## start Stored records

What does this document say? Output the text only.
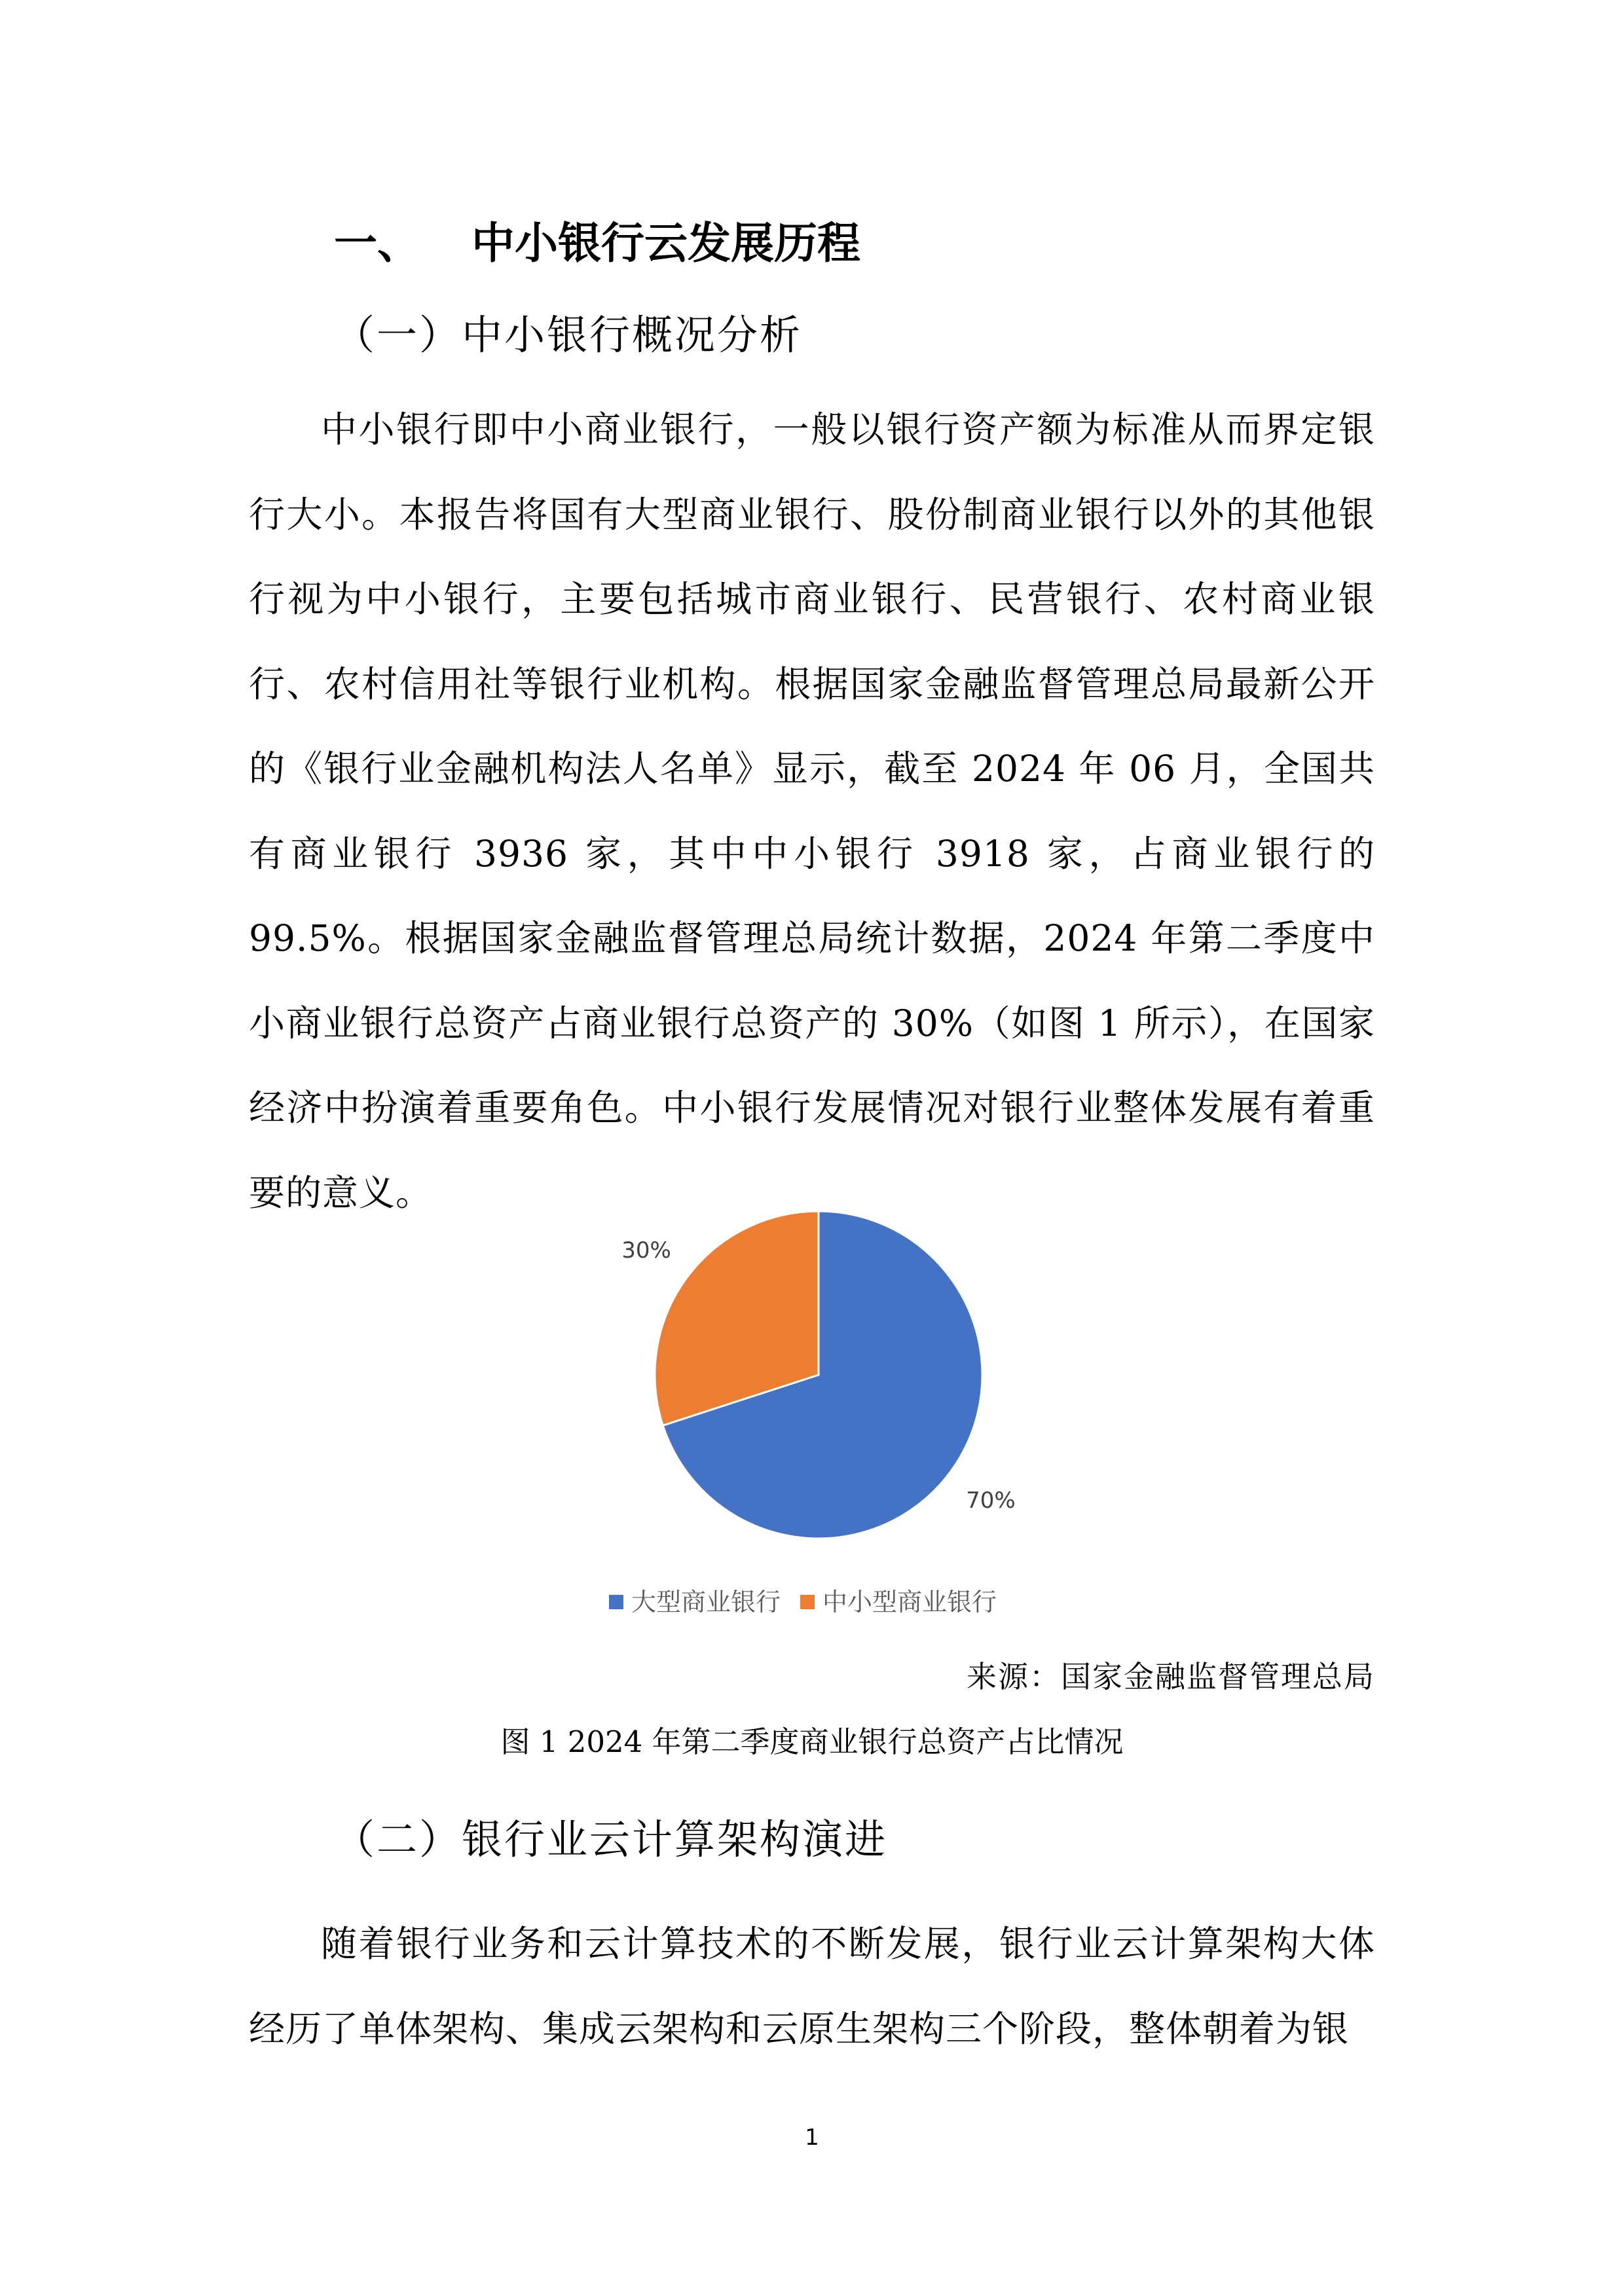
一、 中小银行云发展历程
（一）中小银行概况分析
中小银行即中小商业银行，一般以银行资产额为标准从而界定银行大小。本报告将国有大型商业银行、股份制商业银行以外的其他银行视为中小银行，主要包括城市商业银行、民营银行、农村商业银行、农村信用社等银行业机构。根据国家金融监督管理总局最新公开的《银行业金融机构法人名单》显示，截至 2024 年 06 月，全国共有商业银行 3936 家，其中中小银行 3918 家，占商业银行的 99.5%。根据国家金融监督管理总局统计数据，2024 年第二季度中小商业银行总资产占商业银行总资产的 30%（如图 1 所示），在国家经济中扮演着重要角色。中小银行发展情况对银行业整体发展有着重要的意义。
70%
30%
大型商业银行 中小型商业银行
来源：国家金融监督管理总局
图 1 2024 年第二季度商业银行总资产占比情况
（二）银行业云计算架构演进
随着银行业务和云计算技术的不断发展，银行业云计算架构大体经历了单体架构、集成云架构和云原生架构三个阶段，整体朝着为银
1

## end Stored records
## start Stored records

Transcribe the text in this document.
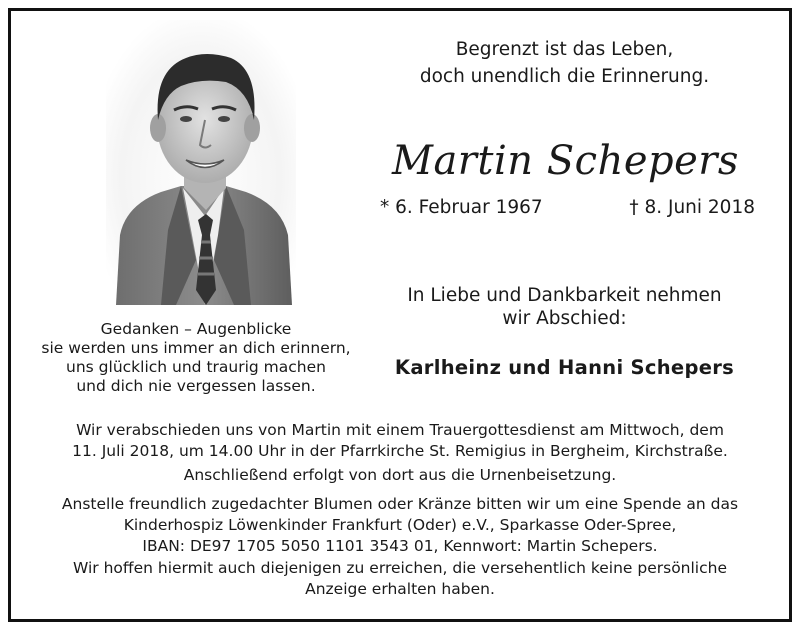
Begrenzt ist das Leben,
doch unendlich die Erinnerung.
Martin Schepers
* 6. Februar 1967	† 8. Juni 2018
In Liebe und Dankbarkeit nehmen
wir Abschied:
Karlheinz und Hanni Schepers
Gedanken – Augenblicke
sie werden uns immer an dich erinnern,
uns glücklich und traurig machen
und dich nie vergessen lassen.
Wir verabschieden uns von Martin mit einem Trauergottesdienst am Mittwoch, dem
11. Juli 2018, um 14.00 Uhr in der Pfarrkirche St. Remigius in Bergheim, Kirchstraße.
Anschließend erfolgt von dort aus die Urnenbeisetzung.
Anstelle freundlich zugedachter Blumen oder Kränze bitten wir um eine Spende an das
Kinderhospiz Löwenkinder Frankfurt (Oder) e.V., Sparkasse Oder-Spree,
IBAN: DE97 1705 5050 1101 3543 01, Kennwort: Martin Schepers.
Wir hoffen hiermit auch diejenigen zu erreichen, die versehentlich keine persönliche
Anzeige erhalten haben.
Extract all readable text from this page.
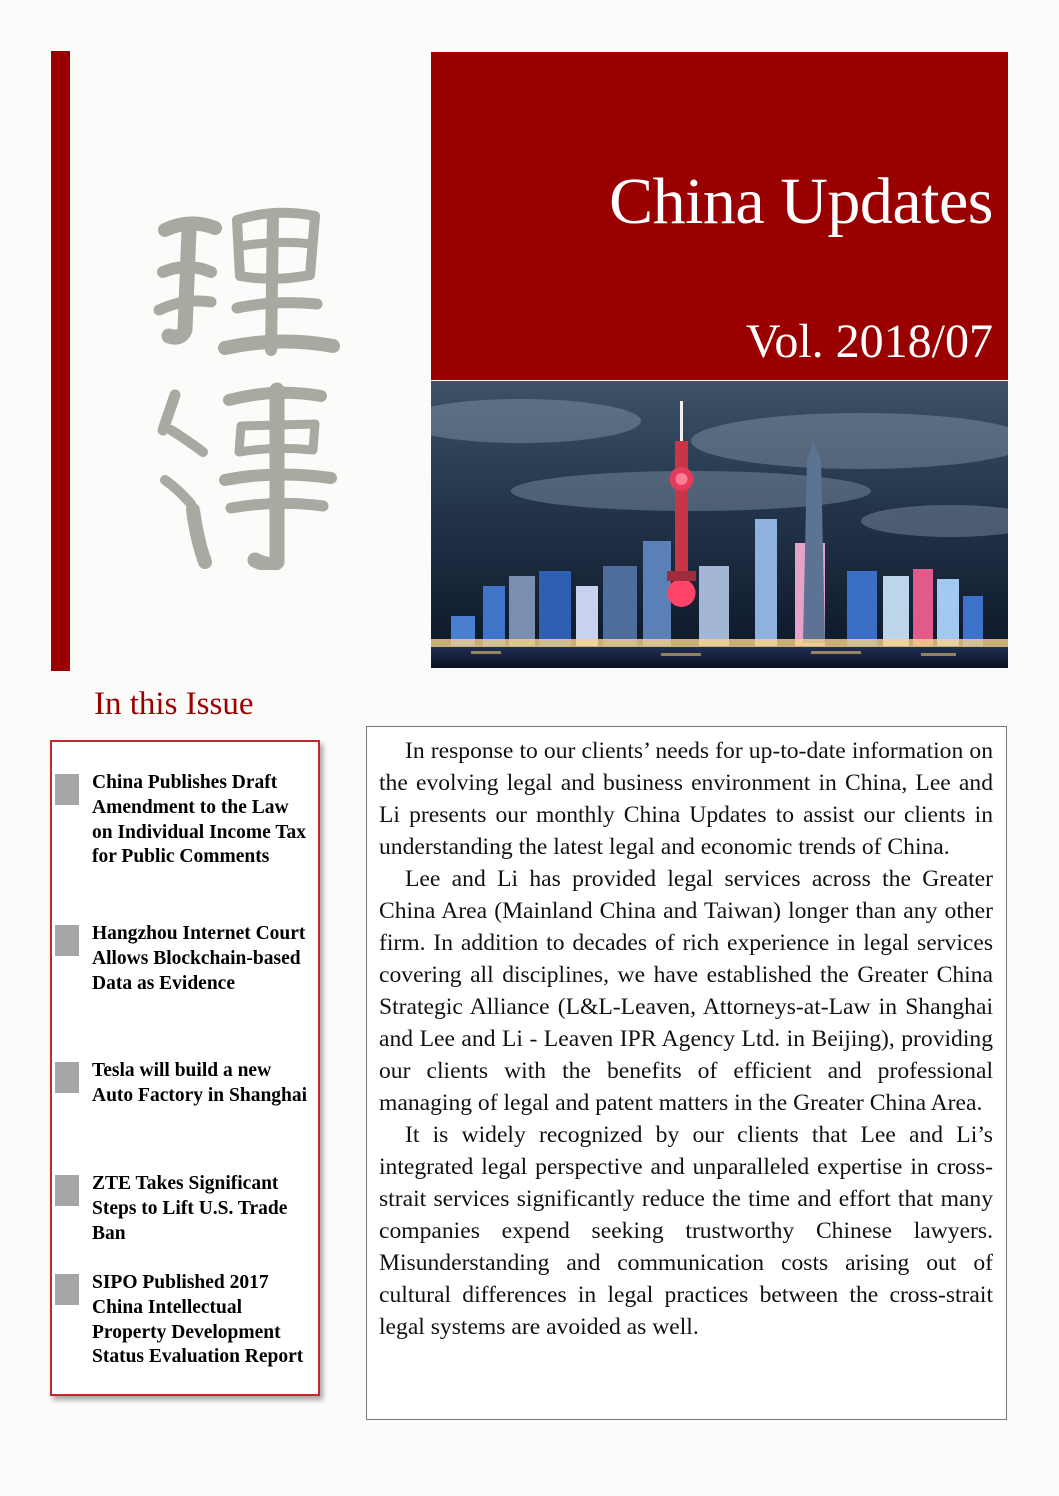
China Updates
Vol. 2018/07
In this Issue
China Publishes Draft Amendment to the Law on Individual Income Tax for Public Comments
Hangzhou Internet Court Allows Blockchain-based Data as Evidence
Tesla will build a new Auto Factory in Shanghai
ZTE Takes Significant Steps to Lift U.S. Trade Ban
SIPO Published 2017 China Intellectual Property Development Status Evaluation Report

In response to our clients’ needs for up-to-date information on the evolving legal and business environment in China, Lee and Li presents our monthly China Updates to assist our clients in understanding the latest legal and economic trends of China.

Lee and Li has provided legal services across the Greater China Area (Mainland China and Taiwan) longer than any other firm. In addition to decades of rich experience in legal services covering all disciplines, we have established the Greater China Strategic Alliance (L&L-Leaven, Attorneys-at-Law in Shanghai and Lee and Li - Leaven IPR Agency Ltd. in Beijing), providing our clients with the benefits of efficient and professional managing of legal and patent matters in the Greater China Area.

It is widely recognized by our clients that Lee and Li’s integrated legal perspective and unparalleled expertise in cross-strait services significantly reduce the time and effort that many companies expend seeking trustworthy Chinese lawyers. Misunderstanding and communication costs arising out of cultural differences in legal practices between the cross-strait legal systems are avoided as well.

## end Stored records

Problem description → Return only the number of lines in the data that contain "Martin".

The answer → 3